- **What you are asked to do**
Copy out each line containing "комплексе" from the entries below.
= = = =
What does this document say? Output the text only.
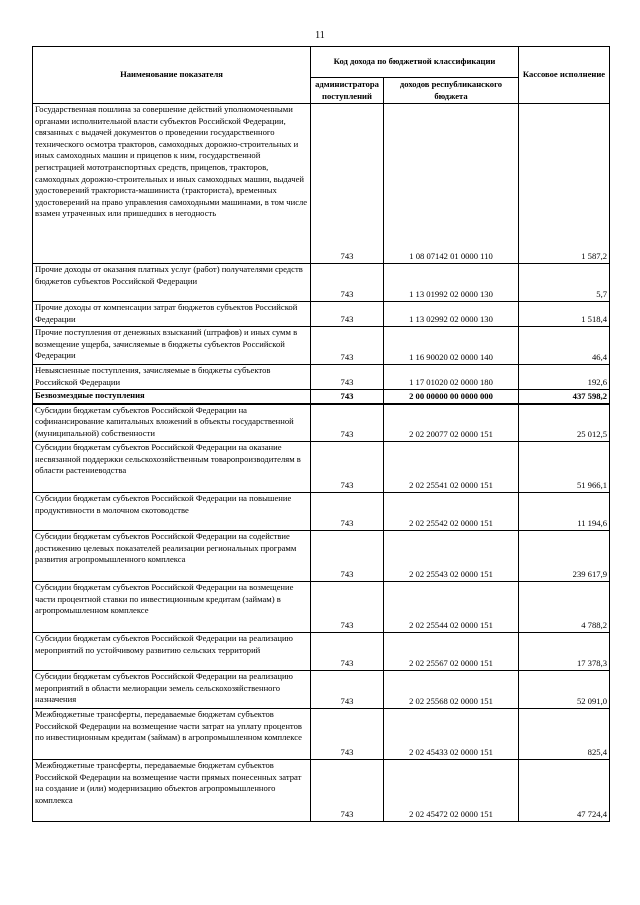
11
Наименование показателя	Код дохода по бюджетной классификации		Кассовое исполнение
	администратора поступлений	доходов республиканского бюджета	
Государственная пошлина за совершение действий уполномоченными органами исполнительной власти субъектов Российской Федерации, связанных с выдачей документов о проведении государственного технического осмотра тракторов, самоходных дорожно-строительных и иных самоходных машин и прицепов к ним, государственной регистрацией мототранспортных средств, прицепов, тракторов, самоходных дорожно-строительных и иных самоходных машин, выдачей удостоверений тракториста-машиниста (тракториста), временных удостоверений на право управления самоходными машинами, в том числе взамен утраченных или пришедших в негодность	743	1 08 07142 01 0000 110	1 587,2
Прочие доходы от оказания платных услуг (работ) получателями средств бюджетов субъектов Российской Федерации	743	1 13 01992 02 0000 130	5,7
Прочие доходы от компенсации затрат бюджетов субъектов Российской Федерации	743	1 13 02992 02 0000 130	1 518,4
Прочие поступления от денежных взысканий (штрафов) и иных сумм в возмещение ущерба, зачисляемые в бюджеты субъектов Российской Федерации	743	1 16 90020 02 0000 140	46,4
Невыясненные поступления, зачисляемые в бюджеты субъектов Российской Федерации	743	1 17 01020 02 0000 180	192,6
Безвозмездные поступления	743	2 00 00000 00 0000 000	437 598,2
Субсидии бюджетам субъектов Российской Федерации на софинансирование капитальных вложений в объекты государственной (муниципальной) собственности	743	2 02 20077 02 0000 151	25 012,5
Субсидии бюджетам субъектов Российской Федерации на оказание несвязанной поддержки сельскохозяйственным товаропроизводителям в области растениеводства	743	2 02 25541 02 0000 151	51 966,1
Субсидии бюджетам субъектов Российской Федерации на повышение продуктивности в молочном скотоводстве	743	2 02 25542 02 0000 151	11 194,6
Субсидии бюджетам субъектов Российской Федерации на содействие достижению целевых показателей реализации региональных программ развития агропромышленного комплекса	743	2 02 25543 02 0000 151	239 617,9
Субсидии бюджетам субъектов Российской Федерации на возмещение части процентной ставки по инвестиционным кредитам (займам) в агропромышленном комплексе	743	2 02 25544 02 0000 151	4 788,2
Субсидии бюджетам субъектов Российской Федерации на реализацию мероприятий по устойчивому развитию сельских территорий	743	2 02 25567 02 0000 151	17 378,3
Субсидии бюджетам субъектов Российской Федерации на реализацию мероприятий в области мелиорации земель сельскохозяйственного назначения	743	2 02 25568 02 0000 151	52 091,0
Межбюджетные трансферты, передаваемые бюджетам субъектов Российской Федерации на возмещение части затрат на уплату процентов по инвестиционным кредитам (займам) в агропромышленном комплексе	743	2 02 45433 02 0000 151	825,4
Межбюджетные трансферты, передаваемые бюджетам субъектов Российской Федерации на возмещение части прямых понесенных затрат на создание и (или) модернизацию объектов агропромышленного комплекса	743	2 02 45472 02 0000 151	47 724,4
= = = =
- **Completed exercise**
Субсидии бюджетам субъектов Российской Федерации на возмещение части процентной ставки по инвестиционным кредитам (займам) в агропромышленном комплексе	743	2 02 25544 02 0000 151	4 788,2
Межбюджетные трансферты, передаваемые бюджетам субъектов Российской Федерации на возмещение части затрат на уплату процентов по инвестиционным кредитам (займам) в агропромышленном комплексе	743	2 02 45433 02 0000 151	825,4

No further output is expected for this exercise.